Directions for this task: Give back the full listing, character for character, with no pictures.

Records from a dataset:
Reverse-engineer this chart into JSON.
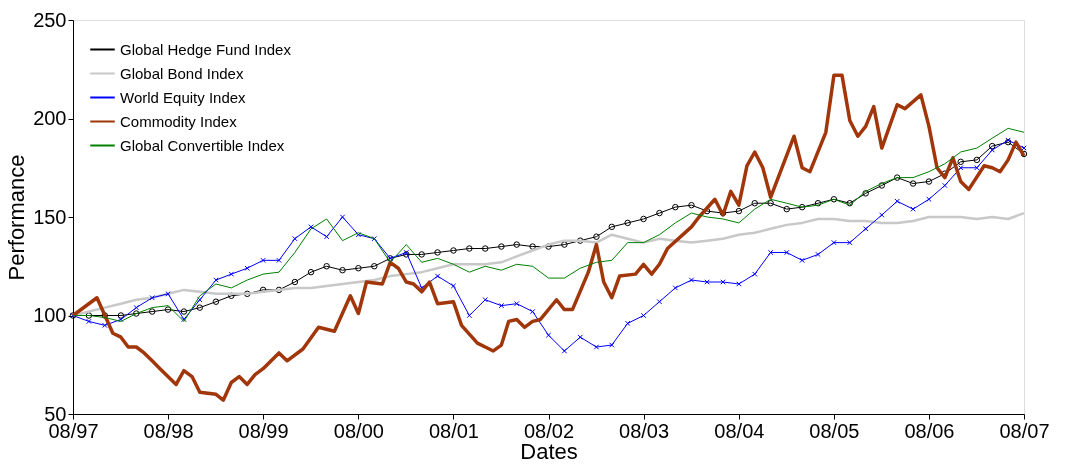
{
  "chart_data": {
    "type": "line",
    "xlabel": "Dates",
    "ylabel": "Performance",
    "x": [
      "1997-08",
      "1997-10",
      "1997-12",
      "1998-02",
      "1998-04",
      "1998-06",
      "1998-08",
      "1998-10",
      "1998-12",
      "1999-02",
      "1999-04",
      "1999-06",
      "1999-08",
      "1999-10",
      "1999-12",
      "2000-02",
      "2000-04",
      "2000-06",
      "2000-08",
      "2000-10",
      "2000-12",
      "2001-02",
      "2001-04",
      "2001-06",
      "2001-08",
      "2001-10",
      "2001-12",
      "2002-02",
      "2002-04",
      "2002-06",
      "2002-08",
      "2002-10",
      "2002-12",
      "2003-02",
      "2003-04",
      "2003-06",
      "2003-08",
      "2003-10",
      "2003-12",
      "2004-02",
      "2004-04",
      "2004-06",
      "2004-08",
      "2004-10",
      "2004-12",
      "2005-02",
      "2005-04",
      "2005-06",
      "2005-08",
      "2005-10",
      "2005-12",
      "2006-02",
      "2006-04",
      "2006-06",
      "2006-08",
      "2006-10",
      "2006-12",
      "2007-02",
      "2007-04",
      "2007-06",
      "2007-08"
    ],
    "series": [
      {
        "name": "Global Hedge Fund Index",
        "color": "#000000",
        "marker": "circle",
        "values": [
          100,
          100,
          100,
          100,
          101,
          102,
          103,
          102,
          104,
          107,
          110,
          111,
          113,
          113,
          117,
          122,
          125,
          123,
          124,
          125,
          129,
          131,
          131,
          132,
          133,
          134,
          134,
          135,
          136,
          135,
          135,
          136,
          138,
          140,
          145,
          147,
          149,
          152,
          155,
          156,
          153,
          152,
          153,
          157,
          157,
          154,
          155,
          157,
          159,
          157,
          162,
          166,
          170,
          167,
          168,
          172,
          178,
          179,
          186,
          188,
          182
        ]
      },
      {
        "name": "Global Bond Index",
        "color": "#c8c8c8",
        "marker": "none",
        "values": [
          100,
          102,
          104,
          106,
          108,
          109,
          111,
          113,
          112,
          111,
          111,
          111,
          112,
          113,
          114,
          114,
          115,
          116,
          117,
          118,
          120,
          121,
          122,
          124,
          126,
          126,
          126,
          127,
          130,
          133,
          136,
          138,
          138,
          137,
          141,
          139,
          137,
          139,
          138,
          137,
          138,
          139,
          141,
          142,
          144,
          146,
          147,
          149,
          149,
          148,
          148,
          147,
          147,
          148,
          150,
          150,
          150,
          149,
          150,
          149,
          152
        ]
      },
      {
        "name": "World Equity Index",
        "color": "#0000ff",
        "marker": "cross",
        "values": [
          100,
          97,
          95,
          98,
          104,
          109,
          111,
          98,
          108,
          118,
          121,
          124,
          128,
          128,
          139,
          145,
          140,
          150,
          141,
          139,
          129,
          132,
          114,
          120,
          115,
          100,
          108,
          105,
          106,
          102,
          90,
          82,
          89,
          84,
          85,
          96,
          100,
          107,
          114,
          118,
          117,
          117,
          116,
          121,
          132,
          132,
          128,
          131,
          137,
          137,
          144,
          151,
          158,
          154,
          159,
          166,
          175,
          175,
          184,
          189,
          185
        ]
      },
      {
        "name": "Commodity Index",
        "color": "#a0360a",
        "marker": "none",
        "x": [
          "1997-08",
          "1997-11",
          "1998-01",
          "1998-02",
          "1998-03",
          "1998-04",
          "1998-05",
          "1998-06",
          "1998-07",
          "1998-09",
          "1998-10",
          "1998-11",
          "1998-12",
          "1999-02",
          "1999-03",
          "1999-04",
          "1999-05",
          "1999-06",
          "1999-07",
          "1999-08",
          "1999-10",
          "1999-11",
          "2000-01",
          "2000-03",
          "2000-05",
          "2000-07",
          "2000-08",
          "2000-09",
          "2000-11",
          "2000-12",
          "2001-01",
          "2001-02",
          "2001-03",
          "2001-04",
          "2001-05",
          "2001-06",
          "2001-08",
          "2001-09",
          "2001-11",
          "2001-12",
          "2002-01",
          "2002-02",
          "2002-03",
          "2002-04",
          "2002-05",
          "2002-06",
          "2002-07",
          "2002-09",
          "2002-10",
          "2002-11",
          "2003-01",
          "2003-02",
          "2003-03",
          "2003-04",
          "2003-05",
          "2003-07",
          "2003-08",
          "2003-09",
          "2003-10",
          "2003-11",
          "2004-02",
          "2004-03",
          "2004-05",
          "2004-06",
          "2004-07",
          "2004-08",
          "2004-09",
          "2004-10",
          "2004-11",
          "2004-12",
          "2005-03",
          "2005-04",
          "2005-05",
          "2005-07",
          "2005-08",
          "2005-09",
          "2005-10",
          "2005-11",
          "2005-12",
          "2006-01",
          "2006-02",
          "2006-04",
          "2006-05",
          "2006-07",
          "2006-08",
          "2006-09",
          "2006-10",
          "2006-11",
          "2006-12",
          "2007-01",
          "2007-03",
          "2007-04",
          "2007-05",
          "2007-06",
          "2007-07",
          "2007-08"
        ],
        "values": [
          100,
          109,
          91,
          89,
          84,
          84,
          81,
          77,
          73,
          65,
          72,
          69,
          61,
          60,
          57,
          66,
          69,
          65,
          70,
          73,
          81,
          77,
          83,
          94,
          92,
          110,
          101,
          117,
          116,
          127,
          124,
          117,
          116,
          112,
          117,
          106,
          107,
          95,
          86,
          84,
          82,
          85,
          97,
          98,
          94,
          97,
          98,
          108,
          103,
          103,
          122,
          136,
          117,
          109,
          120,
          121,
          126,
          121,
          126,
          134,
          145,
          150,
          159,
          151,
          163,
          156,
          176,
          183,
          175,
          160,
          191,
          175,
          173,
          193,
          222,
          222,
          199,
          191,
          196,
          206,
          185,
          207,
          205,
          212,
          196,
          175,
          170,
          180,
          168,
          164,
          176,
          175,
          173,
          179,
          188,
          181
        ]
      },
      {
        "name": "Global Convertible Index",
        "color": "#008000",
        "marker": "none",
        "values": [
          100,
          100,
          99,
          97,
          101,
          104,
          105,
          97,
          110,
          116,
          114,
          118,
          121,
          122,
          132,
          144,
          149,
          138,
          142,
          139,
          127,
          136,
          127,
          129,
          126,
          122,
          125,
          123,
          126,
          125,
          119,
          119,
          124,
          127,
          128,
          137,
          137,
          141,
          147,
          152,
          150,
          149,
          147,
          154,
          159,
          157,
          155,
          156,
          159,
          156,
          163,
          167,
          170,
          170,
          173,
          177,
          183,
          185,
          190,
          195,
          193
        ]
      }
    ],
    "xlim": [
      "1997-08",
      "2007-08"
    ],
    "xticks": [
      {
        "value": "1997-08",
        "label": "08/97"
      },
      {
        "value": "1998-08",
        "label": "08/98"
      },
      {
        "value": "1999-08",
        "label": "08/99"
      },
      {
        "value": "2000-08",
        "label": "08/00"
      },
      {
        "value": "2001-08",
        "label": "08/01"
      },
      {
        "value": "2002-08",
        "label": "08/02"
      },
      {
        "value": "2003-08",
        "label": "08/03"
      },
      {
        "value": "2004-08",
        "label": "08/04"
      },
      {
        "value": "2005-08",
        "label": "08/05"
      },
      {
        "value": "2006-08",
        "label": "08/06"
      },
      {
        "value": "2007-08",
        "label": "08/07"
      }
    ],
    "ylim": [
      50,
      250
    ],
    "yticks": [
      50,
      100,
      150,
      200,
      250
    ],
    "grid": false,
    "legend": "top left",
    "line_style": "solid"
  }
}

Output of the exercise:
Reverse-engineer this chart into JSON.
{
  "chart_data": {
    "type": "line",
    "xlabel": "Dates",
    "ylabel": "Performance",
    "x": [
      "1997-08",
      "1997-10",
      "1997-12",
      "1998-02",
      "1998-04",
      "1998-06",
      "1998-08",
      "1998-10",
      "1998-12",
      "1999-02",
      "1999-04",
      "1999-06",
      "1999-08",
      "1999-10",
      "1999-12",
      "2000-02",
      "2000-04",
      "2000-06",
      "2000-08",
      "2000-10",
      "2000-12",
      "2001-02",
      "2001-04",
      "2001-06",
      "2001-08",
      "2001-10",
      "2001-12",
      "2002-02",
      "2002-04",
      "2002-06",
      "2002-08",
      "2002-10",
      "2002-12",
      "2003-02",
      "2003-04",
      "2003-06",
      "2003-08",
      "2003-10",
      "2003-12",
      "2004-02",
      "2004-04",
      "2004-06",
      "2004-08",
      "2004-10",
      "2004-12",
      "2005-02",
      "2005-04",
      "2005-06",
      "2005-08",
      "2005-10",
      "2005-12",
      "2006-02",
      "2006-04",
      "2006-06",
      "2006-08",
      "2006-10",
      "2006-12",
      "2007-02",
      "2007-04",
      "2007-06",
      "2007-08"
    ],
    "series": [
      {
        "name": "Global Hedge Fund Index",
        "color": "#000000",
        "marker": "circle",
        "values": [
          100,
          100,
          100,
          100,
          101,
          102,
          103,
          102,
          104,
          107,
          110,
          111,
          113,
          113,
          117,
          122,
          125,
          123,
          124,
          125,
          129,
          131,
          131,
          132,
          133,
          134,
          134,
          135,
          136,
          135,
          135,
          136,
          138,
          140,
          145,
          147,
          149,
          152,
          155,
          156,
          153,
          152,
          153,
          157,
          157,
          154,
          155,
          157,
          159,
          157,
          162,
          166,
          170,
          167,
          168,
          172,
          178,
          179,
          186,
          188,
          182
        ]
      },
      {
        "name": "Global Bond Index",
        "color": "#c8c8c8",
        "marker": "none",
        "values": [
          100,
          102,
          104,
          106,
          108,
          109,
          111,
          113,
          112,
          111,
          111,
          111,
          112,
          113,
          114,
          114,
          115,
          116,
          117,
          118,
          120,
          121,
          122,
          124,
          126,
          126,
          126,
          127,
          130,
          133,
          136,
          138,
          138,
          137,
          141,
          139,
          137,
          139,
          138,
          137,
          138,
          139,
          141,
          142,
          144,
          146,
          147,
          149,
          149,
          148,
          148,
          147,
          147,
          148,
          150,
          150,
          150,
          149,
          150,
          149,
          152
        ]
      },
      {
        "name": "World Equity Index",
        "color": "#0000ff",
        "marker": "cross",
        "values": [
          100,
          97,
          95,
          98,
          104,
          109,
          111,
          98,
          108,
          118,
          121,
          124,
          128,
          128,
          139,
          145,
          140,
          150,
          141,
          139,
          129,
          132,
          114,
          120,
          115,
          100,
          108,
          105,
          106,
          102,
          90,
          82,
          89,
          84,
          85,
          96,
          100,
          107,
          114,
          118,
          117,
          117,
          116,
          121,
          132,
          132,
          128,
          131,
          137,
          137,
          144,
          151,
          158,
          154,
          159,
          166,
          175,
          175,
          184,
          189,
          185
        ]
      },
      {
        "name": "Commodity Index",
        "color": "#a0360a",
        "marker": "none",
        "x": [
          "1997-08",
          "1997-11",
          "1998-01",
          "1998-02",
          "1998-03",
          "1998-04",
          "1998-05",
          "1998-06",
          "1998-07",
          "1998-09",
          "1998-10",
          "1998-11",
          "1998-12",
          "1999-02",
          "1999-03",
          "1999-04",
          "1999-05",
          "1999-06",
          "1999-07",
          "1999-08",
          "1999-10",
          "1999-11",
          "2000-01",
          "2000-03",
          "2000-05",
          "2000-07",
          "2000-08",
          "2000-09",
          "2000-11",
          "2000-12",
          "2001-01",
          "2001-02",
          "2001-03",
          "2001-04",
          "2001-05",
          "2001-06",
          "2001-08",
          "2001-09",
          "2001-11",
          "2001-12",
          "2002-01",
          "2002-02",
          "2002-03",
          "2002-04",
          "2002-05",
          "2002-06",
          "2002-07",
          "2002-09",
          "2002-10",
          "2002-11",
          "2003-01",
          "2003-02",
          "2003-03",
          "2003-04",
          "2003-05",
          "2003-07",
          "2003-08",
          "2003-09",
          "2003-10",
          "2003-11",
          "2004-02",
          "2004-03",
          "2004-05",
          "2004-06",
          "2004-07",
          "2004-08",
          "2004-09",
          "2004-10",
          "2004-11",
          "2004-12",
          "2005-03",
          "2005-04",
          "2005-05",
          "2005-07",
          "2005-08",
          "2005-09",
          "2005-10",
          "2005-11",
          "2005-12",
          "2006-01",
          "2006-02",
          "2006-04",
          "2006-05",
          "2006-07",
          "2006-08",
          "2006-09",
          "2006-10",
          "2006-11",
          "2006-12",
          "2007-01",
          "2007-03",
          "2007-04",
          "2007-05",
          "2007-06",
          "2007-07",
          "2007-08"
        ],
        "values": [
          100,
          109,
          91,
          89,
          84,
          84,
          81,
          77,
          73,
          65,
          72,
          69,
          61,
          60,
          57,
          66,
          69,
          65,
          70,
          73,
          81,
          77,
          83,
          94,
          92,
          110,
          101,
          117,
          116,
          127,
          124,
          117,
          116,
          112,
          117,
          106,
          107,
          95,
          86,
          84,
          82,
          85,
          97,
          98,
          94,
          97,
          98,
          108,
          103,
          103,
          122,
          136,
          117,
          109,
          120,
          121,
          126,
          121,
          126,
          134,
          145,
          150,
          159,
          151,
          163,
          156,
          176,
          183,
          175,
          160,
          191,
          175,
          173,
          193,
          222,
          222,
          199,
          191,
          196,
          206,
          185,
          207,
          205,
          212,
          196,
          175,
          170,
          180,
          168,
          164,
          176,
          175,
          173,
          179,
          188,
          181
        ]
      },
      {
        "name": "Global Convertible Index",
        "color": "#008000",
        "marker": "none",
        "values": [
          100,
          100,
          99,
          97,
          101,
          104,
          105,
          97,
          110,
          116,
          114,
          118,
          121,
          122,
          132,
          144,
          149,
          138,
          142,
          139,
          127,
          136,
          127,
          129,
          126,
          122,
          125,
          123,
          126,
          125,
          119,
          119,
          124,
          127,
          128,
          137,
          137,
          141,
          147,
          152,
          150,
          149,
          147,
          154,
          159,
          157,
          155,
          156,
          159,
          156,
          163,
          167,
          170,
          170,
          173,
          177,
          183,
          185,
          190,
          195,
          193
        ]
      }
    ],
    "xlim": [
      "1997-08",
      "2007-08"
    ],
    "xticks": [
      {
        "value": "1997-08",
        "label": "08/97"
      },
      {
        "value": "1998-08",
        "label": "08/98"
      },
      {
        "value": "1999-08",
        "label": "08/99"
      },
      {
        "value": "2000-08",
        "label": "08/00"
      },
      {
        "value": "2001-08",
        "label": "08/01"
      },
      {
        "value": "2002-08",
        "label": "08/02"
      },
      {
        "value": "2003-08",
        "label": "08/03"
      },
      {
        "value": "2004-08",
        "label": "08/04"
      },
      {
        "value": "2005-08",
        "label": "08/05"
      },
      {
        "value": "2006-08",
        "label": "08/06"
      },
      {
        "value": "2007-08",
        "label": "08/07"
      }
    ],
    "ylim": [
      50,
      250
    ],
    "yticks": [
      50,
      100,
      150,
      200,
      250
    ],
    "grid": false,
    "legend": "top left",
    "line_style": "solid"
  }
}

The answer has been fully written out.